■ What you need to do:
The listing below should be copied in full, word for word.

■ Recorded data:
==========
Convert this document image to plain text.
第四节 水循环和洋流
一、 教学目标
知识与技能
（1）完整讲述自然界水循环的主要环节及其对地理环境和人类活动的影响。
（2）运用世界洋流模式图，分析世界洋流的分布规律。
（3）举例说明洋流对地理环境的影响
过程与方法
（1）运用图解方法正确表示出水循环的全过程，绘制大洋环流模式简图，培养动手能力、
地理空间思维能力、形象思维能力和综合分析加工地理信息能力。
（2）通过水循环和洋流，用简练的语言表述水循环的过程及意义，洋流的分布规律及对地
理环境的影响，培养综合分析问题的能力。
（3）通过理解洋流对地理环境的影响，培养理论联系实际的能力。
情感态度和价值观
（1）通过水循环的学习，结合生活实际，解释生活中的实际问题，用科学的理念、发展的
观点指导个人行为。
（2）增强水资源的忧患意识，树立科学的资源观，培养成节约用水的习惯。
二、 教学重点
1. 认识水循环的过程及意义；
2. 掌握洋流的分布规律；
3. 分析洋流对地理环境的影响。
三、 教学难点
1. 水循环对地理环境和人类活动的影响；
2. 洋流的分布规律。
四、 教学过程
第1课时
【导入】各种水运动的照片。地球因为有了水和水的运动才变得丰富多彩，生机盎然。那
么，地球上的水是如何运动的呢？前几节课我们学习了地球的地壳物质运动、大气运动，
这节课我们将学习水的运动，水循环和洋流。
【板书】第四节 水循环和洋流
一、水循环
==========
■ Completed task:
Convert this document image to plain text.
第四节 水循环和洋流
一、 教学目标
知识与技能
（1）完整讲述自然界水循环的主要环节及其对地理环境和人类活动的影响。
（2）运用世界洋流模式图，分析世界洋流的分布规律。
（3）举例说明洋流对地理环境的影响
过程与方法
（1）运用图解方法正确表示出水循环的全过程，绘制大洋环流模式简图，培养动手能力、
地理空间思维能力、形象思维能力和综合分析加工地理信息能力。
（2）通过水循环和洋流，用简练的语言表述水循环的过程及意义，洋流的分布规律及对地
理环境的影响，培养综合分析问题的能力。
（3）通过理解洋流对地理环境的影响，培养理论联系实际的能力。
情感态度和价值观
（1）通过水循环的学习，结合生活实际，解释生活中的实际问题，用科学的理念、发展的
观点指导个人行为。
（2）增强水资源的忧患意识，树立科学的资源观，培养成节约用水的习惯。
二、 教学重点
1. 认识水循环的过程及意义；
2. 掌握洋流的分布规律；
3. 分析洋流对地理环境的影响。
三、 教学难点
1. 水循环对地理环境和人类活动的影响；
2. 洋流的分布规律。
四、 教学过程
第1课时
【导入】各种水运动的照片。地球因为有了水和水的运动才变得丰富多彩，生机盎然。那
么，地球上的水是如何运动的呢？前几节课我们学习了地球的地壳物质运动、大气运动，
这节课我们将学习水的运动，水循环和洋流。
【板书】第四节 水循环和洋流
一、水循环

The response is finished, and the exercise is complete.